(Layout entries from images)
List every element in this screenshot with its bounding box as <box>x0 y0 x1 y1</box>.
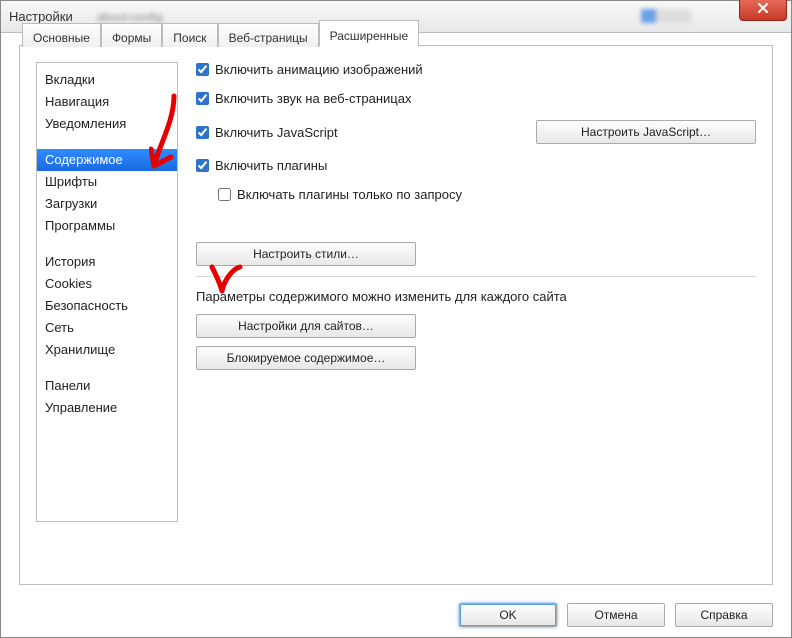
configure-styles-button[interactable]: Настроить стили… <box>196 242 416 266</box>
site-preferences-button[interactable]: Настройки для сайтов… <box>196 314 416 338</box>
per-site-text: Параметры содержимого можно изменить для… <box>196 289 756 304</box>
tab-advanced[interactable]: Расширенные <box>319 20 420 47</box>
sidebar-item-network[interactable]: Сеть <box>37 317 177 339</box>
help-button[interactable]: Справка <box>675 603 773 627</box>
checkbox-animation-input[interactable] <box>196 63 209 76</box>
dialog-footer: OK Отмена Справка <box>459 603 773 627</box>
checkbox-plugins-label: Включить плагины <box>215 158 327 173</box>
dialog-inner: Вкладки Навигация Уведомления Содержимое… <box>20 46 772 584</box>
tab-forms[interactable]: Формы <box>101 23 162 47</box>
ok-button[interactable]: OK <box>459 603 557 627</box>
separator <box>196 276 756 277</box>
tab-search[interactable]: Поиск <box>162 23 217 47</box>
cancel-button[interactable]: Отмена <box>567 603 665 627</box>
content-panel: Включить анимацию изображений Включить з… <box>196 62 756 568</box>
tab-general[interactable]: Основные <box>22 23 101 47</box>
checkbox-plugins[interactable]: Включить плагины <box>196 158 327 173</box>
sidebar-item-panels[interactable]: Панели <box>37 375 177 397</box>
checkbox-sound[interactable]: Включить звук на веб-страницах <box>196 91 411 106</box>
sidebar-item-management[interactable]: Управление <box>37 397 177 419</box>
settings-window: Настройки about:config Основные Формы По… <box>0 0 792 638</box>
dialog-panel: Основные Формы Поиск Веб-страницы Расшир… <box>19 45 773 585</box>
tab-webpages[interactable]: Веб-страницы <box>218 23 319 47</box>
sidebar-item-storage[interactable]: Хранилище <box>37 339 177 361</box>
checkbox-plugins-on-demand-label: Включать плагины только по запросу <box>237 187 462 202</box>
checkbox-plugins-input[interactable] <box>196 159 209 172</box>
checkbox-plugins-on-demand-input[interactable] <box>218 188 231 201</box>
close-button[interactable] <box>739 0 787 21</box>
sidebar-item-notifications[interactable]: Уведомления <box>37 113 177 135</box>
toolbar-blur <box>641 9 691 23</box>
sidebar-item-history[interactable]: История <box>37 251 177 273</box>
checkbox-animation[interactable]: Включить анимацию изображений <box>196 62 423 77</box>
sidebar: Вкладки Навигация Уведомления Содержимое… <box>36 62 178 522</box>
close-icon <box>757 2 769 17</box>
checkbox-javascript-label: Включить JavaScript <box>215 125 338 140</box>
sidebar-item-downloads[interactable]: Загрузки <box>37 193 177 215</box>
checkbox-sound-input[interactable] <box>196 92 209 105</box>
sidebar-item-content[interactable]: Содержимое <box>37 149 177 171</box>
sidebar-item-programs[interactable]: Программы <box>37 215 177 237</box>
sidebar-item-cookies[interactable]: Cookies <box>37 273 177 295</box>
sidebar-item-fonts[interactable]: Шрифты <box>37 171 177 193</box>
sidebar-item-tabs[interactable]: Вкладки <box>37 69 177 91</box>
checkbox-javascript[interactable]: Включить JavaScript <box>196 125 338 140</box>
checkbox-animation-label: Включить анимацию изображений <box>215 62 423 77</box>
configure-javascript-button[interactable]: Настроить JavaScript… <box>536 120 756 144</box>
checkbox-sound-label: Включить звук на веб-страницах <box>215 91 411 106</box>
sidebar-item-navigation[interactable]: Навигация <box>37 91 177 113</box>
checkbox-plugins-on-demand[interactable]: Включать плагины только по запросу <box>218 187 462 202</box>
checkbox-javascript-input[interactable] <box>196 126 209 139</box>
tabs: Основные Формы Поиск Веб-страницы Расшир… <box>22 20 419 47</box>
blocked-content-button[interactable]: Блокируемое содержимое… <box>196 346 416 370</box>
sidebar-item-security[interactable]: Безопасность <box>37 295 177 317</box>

◆ What to produce
Recast the lines of the records as a JSON list of strings, one string per line and with blank lines left out. Start at the line containing "configure-styles-button[interactable]: Настроить стили…" and go up to and including the line containing "tab-advanced[interactable]: Расширенные <box>319".

◆ Solution below
[
  "configure-styles-button[interactable]: Настроить стили… <box>196 242 416 266</box>",
  "site-preferences-button[interactable]: Настройки для сайтов… <box>196 314 416 338</box>",
  "per-site-text: Параметры содержимого можно изменить для… <box>196 289 756 304</box>",
  "tab-advanced[interactable]: Расширенные <box>319 20 420 47</box>"
]